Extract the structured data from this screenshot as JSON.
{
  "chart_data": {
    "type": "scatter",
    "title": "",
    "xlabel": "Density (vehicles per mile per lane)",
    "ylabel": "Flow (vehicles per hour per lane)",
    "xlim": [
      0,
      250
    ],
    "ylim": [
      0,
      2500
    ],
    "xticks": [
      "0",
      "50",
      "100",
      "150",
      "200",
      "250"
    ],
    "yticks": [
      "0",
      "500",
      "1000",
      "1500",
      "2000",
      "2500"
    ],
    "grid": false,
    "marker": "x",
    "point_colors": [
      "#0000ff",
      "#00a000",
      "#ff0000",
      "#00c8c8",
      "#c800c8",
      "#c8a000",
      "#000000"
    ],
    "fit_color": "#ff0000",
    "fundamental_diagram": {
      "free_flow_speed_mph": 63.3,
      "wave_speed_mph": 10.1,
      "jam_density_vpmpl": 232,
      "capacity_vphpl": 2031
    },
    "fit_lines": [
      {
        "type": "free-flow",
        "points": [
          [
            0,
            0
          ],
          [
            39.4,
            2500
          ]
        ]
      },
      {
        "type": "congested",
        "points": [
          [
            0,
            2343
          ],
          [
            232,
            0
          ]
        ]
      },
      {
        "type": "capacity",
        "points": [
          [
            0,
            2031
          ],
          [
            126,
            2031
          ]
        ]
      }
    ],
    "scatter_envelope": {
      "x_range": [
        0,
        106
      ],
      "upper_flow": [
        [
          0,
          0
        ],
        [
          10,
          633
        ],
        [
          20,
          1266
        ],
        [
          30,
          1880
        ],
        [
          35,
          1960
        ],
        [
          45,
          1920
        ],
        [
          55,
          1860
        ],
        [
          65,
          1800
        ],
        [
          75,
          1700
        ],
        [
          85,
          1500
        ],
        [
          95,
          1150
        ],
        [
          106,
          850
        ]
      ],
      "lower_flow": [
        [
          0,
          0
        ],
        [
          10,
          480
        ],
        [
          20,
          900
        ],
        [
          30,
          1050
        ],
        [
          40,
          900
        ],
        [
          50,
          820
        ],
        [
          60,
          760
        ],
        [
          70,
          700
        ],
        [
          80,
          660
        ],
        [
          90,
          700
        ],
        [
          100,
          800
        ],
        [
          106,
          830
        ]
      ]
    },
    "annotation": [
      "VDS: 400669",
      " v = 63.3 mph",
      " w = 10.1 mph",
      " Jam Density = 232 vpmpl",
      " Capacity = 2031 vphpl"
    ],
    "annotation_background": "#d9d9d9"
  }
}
--------------------------------------------------
*DIRECTIVE*: Return the entries above exactly, each one complete.

*RESULT FOR THIS EXERCISE*:
Extract the structured data from this screenshot as JSON.
{
  "chart_data": {
    "type": "scatter",
    "title": "",
    "xlabel": "Density (vehicles per mile per lane)",
    "ylabel": "Flow (vehicles per hour per lane)",
    "xlim": [
      0,
      250
    ],
    "ylim": [
      0,
      2500
    ],
    "xticks": [
      "0",
      "50",
      "100",
      "150",
      "200",
      "250"
    ],
    "yticks": [
      "0",
      "500",
      "1000",
      "1500",
      "2000",
      "2500"
    ],
    "grid": false,
    "marker": "x",
    "point_colors": [
      "#0000ff",
      "#00a000",
      "#ff0000",
      "#00c8c8",
      "#c800c8",
      "#c8a000",
      "#000000"
    ],
    "fit_color": "#ff0000",
    "fundamental_diagram": {
      "free_flow_speed_mph": 63.3,
      "wave_speed_mph": 10.1,
      "jam_density_vpmpl": 232,
      "capacity_vphpl": 2031
    },
    "fit_lines": [
      {
        "type": "free-flow",
        "points": [
          [
            0,
            0
          ],
          [
            39.4,
            2500
          ]
        ]
      },
      {
        "type": "congested",
        "points": [
          [
            0,
            2343
          ],
          [
            232,
            0
          ]
        ]
      },
      {
        "type": "capacity",
        "points": [
          [
            0,
            2031
          ],
          [
            126,
            2031
          ]
        ]
      }
    ],
    "scatter_envelope": {
      "x_range": [
        0,
        106
      ],
      "upper_flow": [
        [
          0,
          0
        ],
        [
          10,
          633
        ],
        [
          20,
          1266
        ],
        [
          30,
          1880
        ],
        [
          35,
          1960
        ],
        [
          45,
          1920
        ],
        [
          55,
          1860
        ],
        [
          65,
          1800
        ],
        [
          75,
          1700
        ],
        [
          85,
          1500
        ],
        [
          95,
          1150
        ],
        [
          106,
          850
        ]
      ],
      "lower_flow": [
        [
          0,
          0
        ],
        [
          10,
          480
        ],
        [
          20,
          900
        ],
        [
          30,
          1050
        ],
        [
          40,
          900
        ],
        [
          50,
          820
        ],
        [
          60,
          760
        ],
        [
          70,
          700
        ],
        [
          80,
          660
        ],
        [
          90,
          700
        ],
        [
          100,
          800
        ],
        [
          106,
          830
        ]
      ]
    },
    "annotation": [
      "VDS: 400669",
      " v = 63.3 mph",
      " w = 10.1 mph",
      " Jam Density = 232 vpmpl",
      " Capacity = 2031 vphpl"
    ],
    "annotation_background": "#d9d9d9"
  }
}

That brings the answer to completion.